From the entries below, copy every line where the string "frac" appears.

____ Record list

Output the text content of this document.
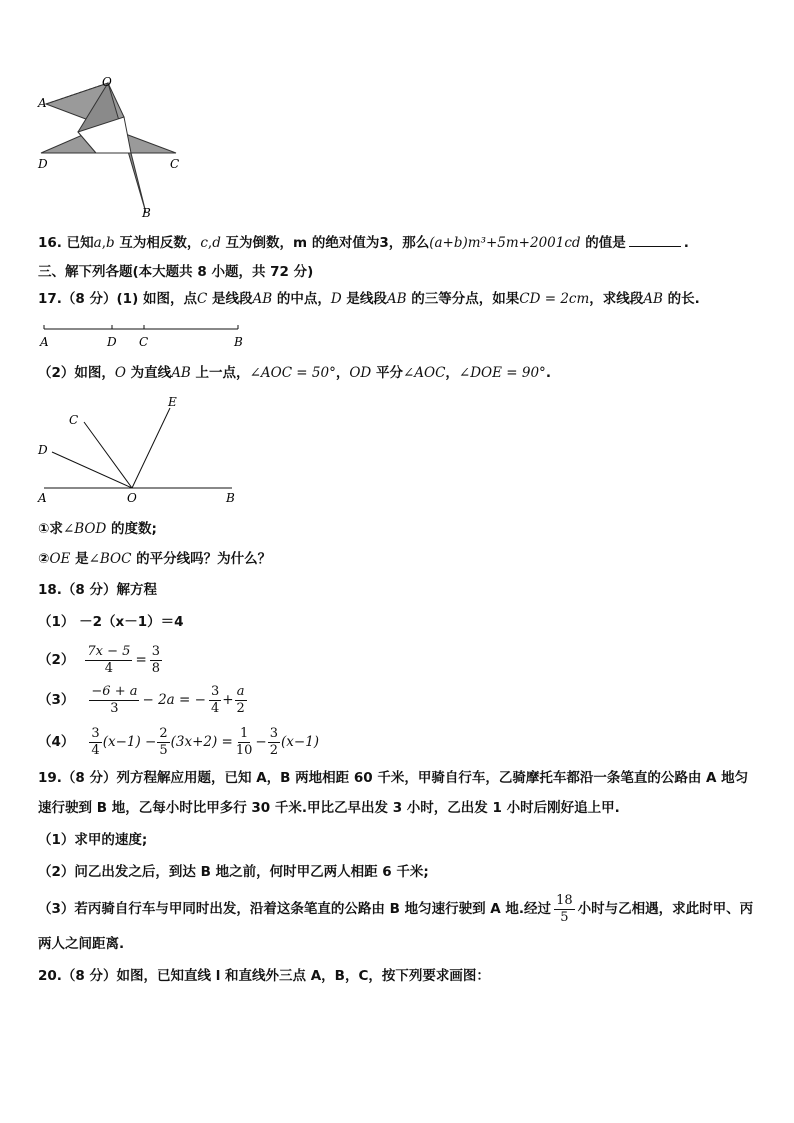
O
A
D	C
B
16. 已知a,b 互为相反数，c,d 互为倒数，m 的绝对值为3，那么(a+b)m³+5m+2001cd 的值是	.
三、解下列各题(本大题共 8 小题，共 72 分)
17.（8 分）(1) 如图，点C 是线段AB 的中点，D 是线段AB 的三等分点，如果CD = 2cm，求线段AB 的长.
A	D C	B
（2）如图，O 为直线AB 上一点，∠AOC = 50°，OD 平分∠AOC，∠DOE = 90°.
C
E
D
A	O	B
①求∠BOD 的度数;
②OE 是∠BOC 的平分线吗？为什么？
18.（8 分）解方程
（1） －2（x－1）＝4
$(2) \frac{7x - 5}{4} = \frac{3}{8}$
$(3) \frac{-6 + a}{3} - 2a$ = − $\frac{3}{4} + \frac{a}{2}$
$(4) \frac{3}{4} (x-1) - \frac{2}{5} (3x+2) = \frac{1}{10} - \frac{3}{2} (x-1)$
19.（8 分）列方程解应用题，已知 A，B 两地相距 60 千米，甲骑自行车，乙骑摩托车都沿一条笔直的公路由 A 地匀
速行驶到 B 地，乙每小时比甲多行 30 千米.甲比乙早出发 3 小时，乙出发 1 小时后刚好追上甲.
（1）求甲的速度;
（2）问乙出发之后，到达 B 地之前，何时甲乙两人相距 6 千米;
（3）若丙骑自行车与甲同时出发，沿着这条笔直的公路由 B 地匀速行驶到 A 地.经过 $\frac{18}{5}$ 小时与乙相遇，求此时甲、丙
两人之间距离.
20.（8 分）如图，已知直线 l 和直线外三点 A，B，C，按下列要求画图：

________

_Response to this exercise_.
$(2) \frac{7x - 5}{4} = \frac{3}{8}$
$(3) \frac{-6 + a}{3} - 2a$ = − $\frac{3}{4} + \frac{a}{2}$
$(4) \frac{3}{4} (x-1) - \frac{2}{5} (3x+2) = \frac{1}{10} - \frac{3}{2} (x-1)$
（3）若丙骑自行车与甲同时出发，沿着这条笔直的公路由 B 地匀速行驶到 A 地.经过 $\frac{18}{5}$ 小时与乙相遇，求此时甲、丙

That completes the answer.